# [WRITTEN TASK]
Return all of the data exactly as given.

Raw records:
========================================
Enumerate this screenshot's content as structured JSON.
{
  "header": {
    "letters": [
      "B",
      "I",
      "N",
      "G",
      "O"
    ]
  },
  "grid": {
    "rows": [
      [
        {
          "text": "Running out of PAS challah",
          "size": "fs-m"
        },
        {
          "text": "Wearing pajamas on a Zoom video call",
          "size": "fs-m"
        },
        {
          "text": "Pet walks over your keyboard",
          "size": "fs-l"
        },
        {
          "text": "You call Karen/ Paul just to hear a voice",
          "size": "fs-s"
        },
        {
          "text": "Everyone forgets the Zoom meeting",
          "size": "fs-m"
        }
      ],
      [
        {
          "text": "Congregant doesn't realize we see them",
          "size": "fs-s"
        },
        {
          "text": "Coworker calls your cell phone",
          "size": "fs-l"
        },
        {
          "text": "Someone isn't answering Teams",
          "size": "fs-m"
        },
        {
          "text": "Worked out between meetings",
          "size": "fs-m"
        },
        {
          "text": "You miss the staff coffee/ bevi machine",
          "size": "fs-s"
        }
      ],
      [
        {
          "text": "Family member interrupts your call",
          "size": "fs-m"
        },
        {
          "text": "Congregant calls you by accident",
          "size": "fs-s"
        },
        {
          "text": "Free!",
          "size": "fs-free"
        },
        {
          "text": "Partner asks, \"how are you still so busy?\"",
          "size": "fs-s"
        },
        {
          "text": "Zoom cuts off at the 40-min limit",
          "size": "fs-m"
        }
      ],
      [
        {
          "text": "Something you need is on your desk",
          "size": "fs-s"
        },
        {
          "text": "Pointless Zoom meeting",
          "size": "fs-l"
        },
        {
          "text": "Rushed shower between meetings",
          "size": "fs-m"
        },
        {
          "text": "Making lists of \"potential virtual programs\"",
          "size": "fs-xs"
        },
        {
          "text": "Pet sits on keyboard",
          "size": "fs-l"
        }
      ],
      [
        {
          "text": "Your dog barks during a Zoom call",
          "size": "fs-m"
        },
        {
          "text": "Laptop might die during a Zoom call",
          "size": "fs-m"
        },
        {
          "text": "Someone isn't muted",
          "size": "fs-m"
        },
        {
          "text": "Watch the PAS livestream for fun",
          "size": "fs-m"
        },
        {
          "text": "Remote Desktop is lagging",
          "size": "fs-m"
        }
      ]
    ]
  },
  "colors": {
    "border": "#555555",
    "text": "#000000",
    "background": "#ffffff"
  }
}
========================================
# [EXERCISE RESPONSE]
Enumerate this screenshot's content as structured JSON.
{
  "header": {
    "letters": [
      "B",
      "I",
      "N",
      "G",
      "O"
    ]
  },
  "grid": {
    "rows": [
      [
        {
          "text": "Running out of PAS challah",
          "size": "fs-m"
        },
        {
          "text": "Wearing pajamas on a Zoom video call",
          "size": "fs-m"
        },
        {
          "text": "Pet walks over your keyboard",
          "size": "fs-l"
        },
        {
          "text": "You call Karen/ Paul just to hear a voice",
          "size": "fs-s"
        },
        {
          "text": "Everyone forgets the Zoom meeting",
          "size": "fs-m"
        }
      ],
      [
        {
          "text": "Congregant doesn't realize we see them",
          "size": "fs-s"
        },
        {
          "text": "Coworker calls your cell phone",
          "size": "fs-l"
        },
        {
          "text": "Someone isn't answering Teams",
          "size": "fs-m"
        },
        {
          "text": "Worked out between meetings",
          "size": "fs-m"
        },
        {
          "text": "You miss the staff coffee/ bevi machine",
          "size": "fs-s"
        }
      ],
      [
        {
          "text": "Family member interrupts your call",
          "size": "fs-m"
        },
        {
          "text": "Congregant calls you by accident",
          "size": "fs-s"
        },
        {
          "text": "Free!",
          "size": "fs-free"
        },
        {
          "text": "Partner asks, \"how are you still so busy?\"",
          "size": "fs-s"
        },
        {
          "text": "Zoom cuts off at the 40-min limit",
          "size": "fs-m"
        }
      ],
      [
        {
          "text": "Something you need is on your desk",
          "size": "fs-s"
        },
        {
          "text": "Pointless Zoom meeting",
          "size": "fs-l"
        },
        {
          "text": "Rushed shower between meetings",
          "size": "fs-m"
        },
        {
          "text": "Making lists of \"potential virtual programs\"",
          "size": "fs-xs"
        },
        {
          "text": "Pet sits on keyboard",
          "size": "fs-l"
        }
      ],
      [
        {
          "text": "Your dog barks during a Zoom call",
          "size": "fs-m"
        },
        {
          "text": "Laptop might die during a Zoom call",
          "size": "fs-m"
        },
        {
          "text": "Someone isn't muted",
          "size": "fs-m"
        },
        {
          "text": "Watch the PAS livestream for fun",
          "size": "fs-m"
        },
        {
          "text": "Remote Desktop is lagging",
          "size": "fs-m"
        }
      ]
    ]
  },
  "colors": {
    "border": "#555555",
    "text": "#000000",
    "background": "#ffffff"
  }
}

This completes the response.